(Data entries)
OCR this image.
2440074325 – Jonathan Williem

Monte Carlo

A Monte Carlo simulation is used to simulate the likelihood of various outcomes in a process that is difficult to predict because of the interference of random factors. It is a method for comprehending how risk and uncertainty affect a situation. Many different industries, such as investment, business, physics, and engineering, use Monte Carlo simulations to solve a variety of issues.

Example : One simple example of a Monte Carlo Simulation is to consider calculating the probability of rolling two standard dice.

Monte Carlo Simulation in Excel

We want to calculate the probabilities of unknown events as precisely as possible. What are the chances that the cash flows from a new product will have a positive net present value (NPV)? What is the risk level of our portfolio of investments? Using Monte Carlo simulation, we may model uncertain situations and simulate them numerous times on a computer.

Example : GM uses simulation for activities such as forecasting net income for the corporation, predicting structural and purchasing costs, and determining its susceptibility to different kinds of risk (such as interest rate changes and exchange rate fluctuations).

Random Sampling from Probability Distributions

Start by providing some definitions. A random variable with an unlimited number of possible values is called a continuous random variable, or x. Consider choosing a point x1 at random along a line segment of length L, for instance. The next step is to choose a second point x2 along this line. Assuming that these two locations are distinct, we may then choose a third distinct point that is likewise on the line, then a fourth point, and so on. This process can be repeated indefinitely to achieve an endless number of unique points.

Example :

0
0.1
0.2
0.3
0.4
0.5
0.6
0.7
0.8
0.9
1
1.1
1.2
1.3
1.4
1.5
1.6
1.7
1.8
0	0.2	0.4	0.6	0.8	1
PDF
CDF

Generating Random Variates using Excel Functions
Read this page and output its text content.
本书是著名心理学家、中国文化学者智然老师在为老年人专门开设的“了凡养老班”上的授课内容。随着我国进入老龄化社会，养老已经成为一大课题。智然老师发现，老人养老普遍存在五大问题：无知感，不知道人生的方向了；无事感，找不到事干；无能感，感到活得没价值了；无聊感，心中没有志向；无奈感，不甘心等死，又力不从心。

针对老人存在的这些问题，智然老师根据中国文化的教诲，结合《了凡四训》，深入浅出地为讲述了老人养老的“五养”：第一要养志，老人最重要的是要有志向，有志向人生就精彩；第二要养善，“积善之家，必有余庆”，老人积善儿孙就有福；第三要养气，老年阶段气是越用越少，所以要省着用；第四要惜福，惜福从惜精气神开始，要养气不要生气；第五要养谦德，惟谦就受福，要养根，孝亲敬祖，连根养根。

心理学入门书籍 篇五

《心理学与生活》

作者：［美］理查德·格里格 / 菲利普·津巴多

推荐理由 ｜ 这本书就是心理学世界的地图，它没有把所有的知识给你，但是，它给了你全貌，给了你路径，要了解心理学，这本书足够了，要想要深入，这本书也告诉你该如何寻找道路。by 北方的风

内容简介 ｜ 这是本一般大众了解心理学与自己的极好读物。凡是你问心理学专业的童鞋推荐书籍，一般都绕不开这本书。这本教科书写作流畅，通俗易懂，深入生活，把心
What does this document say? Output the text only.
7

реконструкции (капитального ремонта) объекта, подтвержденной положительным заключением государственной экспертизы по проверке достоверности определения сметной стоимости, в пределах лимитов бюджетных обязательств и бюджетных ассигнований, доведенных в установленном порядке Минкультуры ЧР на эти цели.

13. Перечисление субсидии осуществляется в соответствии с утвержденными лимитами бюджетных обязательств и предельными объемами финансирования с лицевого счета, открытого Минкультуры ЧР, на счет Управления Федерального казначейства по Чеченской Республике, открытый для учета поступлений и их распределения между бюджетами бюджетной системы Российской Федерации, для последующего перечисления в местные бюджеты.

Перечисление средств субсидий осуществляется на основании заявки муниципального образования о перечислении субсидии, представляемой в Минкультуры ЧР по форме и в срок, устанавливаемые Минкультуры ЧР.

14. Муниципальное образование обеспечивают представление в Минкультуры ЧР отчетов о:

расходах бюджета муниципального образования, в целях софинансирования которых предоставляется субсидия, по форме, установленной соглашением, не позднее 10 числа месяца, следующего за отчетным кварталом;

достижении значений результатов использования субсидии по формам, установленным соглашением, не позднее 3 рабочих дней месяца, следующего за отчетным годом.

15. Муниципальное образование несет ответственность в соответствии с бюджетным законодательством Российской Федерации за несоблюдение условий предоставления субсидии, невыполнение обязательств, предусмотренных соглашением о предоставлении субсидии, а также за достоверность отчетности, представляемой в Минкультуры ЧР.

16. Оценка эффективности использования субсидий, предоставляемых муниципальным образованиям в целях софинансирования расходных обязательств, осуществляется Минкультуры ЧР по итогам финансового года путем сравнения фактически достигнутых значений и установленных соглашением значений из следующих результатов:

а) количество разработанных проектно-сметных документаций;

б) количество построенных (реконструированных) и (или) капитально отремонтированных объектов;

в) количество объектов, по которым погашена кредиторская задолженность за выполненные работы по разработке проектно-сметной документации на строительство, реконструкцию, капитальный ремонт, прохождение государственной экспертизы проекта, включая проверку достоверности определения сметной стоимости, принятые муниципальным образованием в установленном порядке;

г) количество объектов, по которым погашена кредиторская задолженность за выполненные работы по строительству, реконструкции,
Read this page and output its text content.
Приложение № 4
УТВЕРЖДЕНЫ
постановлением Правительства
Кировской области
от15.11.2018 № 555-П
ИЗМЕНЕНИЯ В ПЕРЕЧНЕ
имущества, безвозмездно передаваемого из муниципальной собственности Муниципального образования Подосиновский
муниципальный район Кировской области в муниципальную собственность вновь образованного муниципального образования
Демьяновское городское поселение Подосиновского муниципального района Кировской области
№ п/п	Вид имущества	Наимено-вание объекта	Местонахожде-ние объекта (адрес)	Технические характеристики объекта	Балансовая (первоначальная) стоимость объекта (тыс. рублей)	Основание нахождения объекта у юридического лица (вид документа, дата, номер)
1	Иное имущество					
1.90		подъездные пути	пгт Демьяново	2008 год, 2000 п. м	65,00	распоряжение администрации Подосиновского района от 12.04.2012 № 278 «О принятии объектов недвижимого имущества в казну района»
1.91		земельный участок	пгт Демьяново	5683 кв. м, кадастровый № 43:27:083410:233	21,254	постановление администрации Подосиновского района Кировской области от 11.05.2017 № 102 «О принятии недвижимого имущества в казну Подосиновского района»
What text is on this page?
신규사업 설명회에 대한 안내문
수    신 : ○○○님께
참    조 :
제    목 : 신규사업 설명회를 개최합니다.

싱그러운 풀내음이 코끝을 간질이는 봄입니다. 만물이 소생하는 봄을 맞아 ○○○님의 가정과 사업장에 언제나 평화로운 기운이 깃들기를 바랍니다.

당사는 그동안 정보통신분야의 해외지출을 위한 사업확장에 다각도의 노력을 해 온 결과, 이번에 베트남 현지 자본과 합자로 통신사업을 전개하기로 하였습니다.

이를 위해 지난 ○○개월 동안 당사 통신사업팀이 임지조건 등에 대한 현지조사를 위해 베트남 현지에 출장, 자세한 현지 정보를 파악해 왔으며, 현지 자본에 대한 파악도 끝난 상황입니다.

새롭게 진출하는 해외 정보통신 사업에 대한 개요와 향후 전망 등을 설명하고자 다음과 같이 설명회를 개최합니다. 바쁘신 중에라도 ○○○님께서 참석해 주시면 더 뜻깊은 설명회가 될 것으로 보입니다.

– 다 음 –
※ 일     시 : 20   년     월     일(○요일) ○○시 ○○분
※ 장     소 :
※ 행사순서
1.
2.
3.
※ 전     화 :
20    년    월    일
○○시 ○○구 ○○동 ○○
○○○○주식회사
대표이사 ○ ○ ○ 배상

• **WHAT TO PRODUCE**
Leave out every line before the one containing "What text is on this page?"; set down that line and all remaining lines of the material exactly.

• **FULL SOLUTION**
What text is on this page?
신규사업 설명회에 대한 안내문
수    신 : ○○○님께
참    조 :
제    목 : 신규사업 설명회를 개최합니다.

싱그러운 풀내음이 코끝을 간질이는 봄입니다. 만물이 소생하는 봄을 맞아 ○○○님의 가정과 사업장에 언제나 평화로운 기운이 깃들기를 바랍니다.

당사는 그동안 정보통신분야의 해외지출을 위한 사업확장에 다각도의 노력을 해 온 결과, 이번에 베트남 현지 자본과 합자로 통신사업을 전개하기로 하였습니다.

이를 위해 지난 ○○개월 동안 당사 통신사업팀이 임지조건 등에 대한 현지조사를 위해 베트남 현지에 출장, 자세한 현지 정보를 파악해 왔으며, 현지 자본에 대한 파악도 끝난 상황입니다.

새롭게 진출하는 해외 정보통신 사업에 대한 개요와 향후 전망 등을 설명하고자 다음과 같이 설명회를 개최합니다. 바쁘신 중에라도 ○○○님께서 참석해 주시면 더 뜻깊은 설명회가 될 것으로 보입니다.

– 다 음 –
※ 일     시 : 20   년     월     일(○요일) ○○시 ○○분
※ 장     소 :
※ 행사순서
1.
2.
3.
※ 전     화 :
20    년    월    일
○○시 ○○구 ○○동 ○○
○○○○주식회사
대표이사 ○ ○ ○ 배상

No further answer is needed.